* [EXERCISE TASK]:
Collect all lines below with the string "structured".

* [INPUT MATERIAL]:
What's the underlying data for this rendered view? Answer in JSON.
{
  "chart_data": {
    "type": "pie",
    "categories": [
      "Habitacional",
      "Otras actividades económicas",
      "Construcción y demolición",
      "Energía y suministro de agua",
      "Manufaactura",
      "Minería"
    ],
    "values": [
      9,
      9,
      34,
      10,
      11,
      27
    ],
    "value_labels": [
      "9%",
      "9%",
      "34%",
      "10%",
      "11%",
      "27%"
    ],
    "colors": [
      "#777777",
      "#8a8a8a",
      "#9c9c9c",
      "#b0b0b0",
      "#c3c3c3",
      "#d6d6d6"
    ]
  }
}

--

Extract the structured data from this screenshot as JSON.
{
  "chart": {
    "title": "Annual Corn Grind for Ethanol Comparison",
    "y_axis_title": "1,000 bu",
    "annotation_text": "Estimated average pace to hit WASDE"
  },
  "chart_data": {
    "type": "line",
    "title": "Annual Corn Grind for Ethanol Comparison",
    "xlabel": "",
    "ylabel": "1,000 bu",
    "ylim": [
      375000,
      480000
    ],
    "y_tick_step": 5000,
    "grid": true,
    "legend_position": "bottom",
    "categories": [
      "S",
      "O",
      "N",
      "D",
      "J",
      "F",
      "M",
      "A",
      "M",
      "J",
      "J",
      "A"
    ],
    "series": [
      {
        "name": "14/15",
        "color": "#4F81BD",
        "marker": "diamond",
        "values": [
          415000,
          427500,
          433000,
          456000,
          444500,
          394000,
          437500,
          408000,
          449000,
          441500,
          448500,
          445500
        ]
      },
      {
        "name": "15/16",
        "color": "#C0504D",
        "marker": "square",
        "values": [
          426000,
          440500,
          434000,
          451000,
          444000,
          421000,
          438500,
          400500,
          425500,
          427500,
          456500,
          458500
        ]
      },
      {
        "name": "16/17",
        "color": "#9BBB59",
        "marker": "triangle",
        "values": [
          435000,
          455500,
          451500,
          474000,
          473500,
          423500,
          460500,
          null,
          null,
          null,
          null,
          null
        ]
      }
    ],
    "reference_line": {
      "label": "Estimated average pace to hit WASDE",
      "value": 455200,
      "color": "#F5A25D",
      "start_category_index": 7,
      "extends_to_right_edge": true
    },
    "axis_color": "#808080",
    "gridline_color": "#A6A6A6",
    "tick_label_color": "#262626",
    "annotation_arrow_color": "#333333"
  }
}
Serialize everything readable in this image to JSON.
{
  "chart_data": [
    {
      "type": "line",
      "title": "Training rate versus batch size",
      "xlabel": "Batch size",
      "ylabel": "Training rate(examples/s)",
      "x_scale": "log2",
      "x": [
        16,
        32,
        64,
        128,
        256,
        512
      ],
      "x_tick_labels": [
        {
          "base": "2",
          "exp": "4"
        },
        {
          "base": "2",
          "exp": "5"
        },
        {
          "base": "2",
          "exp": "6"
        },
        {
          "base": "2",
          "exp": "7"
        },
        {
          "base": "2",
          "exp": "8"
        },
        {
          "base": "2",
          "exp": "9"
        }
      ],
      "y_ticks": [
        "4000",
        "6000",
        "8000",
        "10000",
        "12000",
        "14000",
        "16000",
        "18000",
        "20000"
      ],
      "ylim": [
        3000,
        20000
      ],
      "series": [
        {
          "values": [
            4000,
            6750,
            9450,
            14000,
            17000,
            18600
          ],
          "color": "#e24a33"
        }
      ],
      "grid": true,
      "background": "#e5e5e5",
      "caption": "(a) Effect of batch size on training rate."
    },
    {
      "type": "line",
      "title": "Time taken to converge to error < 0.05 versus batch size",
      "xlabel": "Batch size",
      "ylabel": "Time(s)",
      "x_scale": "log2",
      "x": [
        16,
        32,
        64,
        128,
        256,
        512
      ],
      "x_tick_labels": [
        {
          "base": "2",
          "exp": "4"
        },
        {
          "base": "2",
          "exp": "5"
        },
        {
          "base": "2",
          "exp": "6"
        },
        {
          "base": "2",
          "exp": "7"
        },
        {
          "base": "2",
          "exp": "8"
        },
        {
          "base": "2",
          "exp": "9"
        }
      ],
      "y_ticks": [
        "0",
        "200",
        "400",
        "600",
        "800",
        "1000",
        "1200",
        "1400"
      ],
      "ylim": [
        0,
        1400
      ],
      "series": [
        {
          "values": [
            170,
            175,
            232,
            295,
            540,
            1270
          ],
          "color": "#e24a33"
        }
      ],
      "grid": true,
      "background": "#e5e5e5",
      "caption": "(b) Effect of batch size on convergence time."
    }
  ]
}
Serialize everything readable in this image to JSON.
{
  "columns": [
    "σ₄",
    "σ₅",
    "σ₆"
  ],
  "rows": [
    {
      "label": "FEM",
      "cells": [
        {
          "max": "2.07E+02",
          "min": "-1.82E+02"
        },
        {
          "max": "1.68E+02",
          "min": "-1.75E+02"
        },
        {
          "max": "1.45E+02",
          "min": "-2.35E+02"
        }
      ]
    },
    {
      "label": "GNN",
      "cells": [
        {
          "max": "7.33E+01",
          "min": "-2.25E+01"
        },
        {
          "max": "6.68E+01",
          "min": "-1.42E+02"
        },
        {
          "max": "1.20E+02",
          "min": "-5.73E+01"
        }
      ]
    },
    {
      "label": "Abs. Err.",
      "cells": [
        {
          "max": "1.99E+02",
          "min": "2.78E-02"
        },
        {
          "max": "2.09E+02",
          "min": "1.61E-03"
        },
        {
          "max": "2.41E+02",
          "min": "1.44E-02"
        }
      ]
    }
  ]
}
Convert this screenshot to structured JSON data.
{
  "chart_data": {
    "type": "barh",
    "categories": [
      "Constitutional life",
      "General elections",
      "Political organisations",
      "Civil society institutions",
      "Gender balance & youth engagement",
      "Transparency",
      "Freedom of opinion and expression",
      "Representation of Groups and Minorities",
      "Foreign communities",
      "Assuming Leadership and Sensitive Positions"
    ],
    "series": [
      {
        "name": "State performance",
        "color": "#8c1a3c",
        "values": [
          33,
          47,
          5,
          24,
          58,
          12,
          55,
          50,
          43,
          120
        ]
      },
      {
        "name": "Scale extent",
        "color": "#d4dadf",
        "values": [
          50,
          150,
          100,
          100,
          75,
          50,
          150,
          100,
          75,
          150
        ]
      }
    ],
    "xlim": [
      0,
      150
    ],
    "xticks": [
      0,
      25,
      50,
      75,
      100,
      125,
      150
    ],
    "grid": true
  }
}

* [FINISHED ANSWER]:
Extract the structured data from this screenshot as JSON.
Convert this screenshot to structured JSON data.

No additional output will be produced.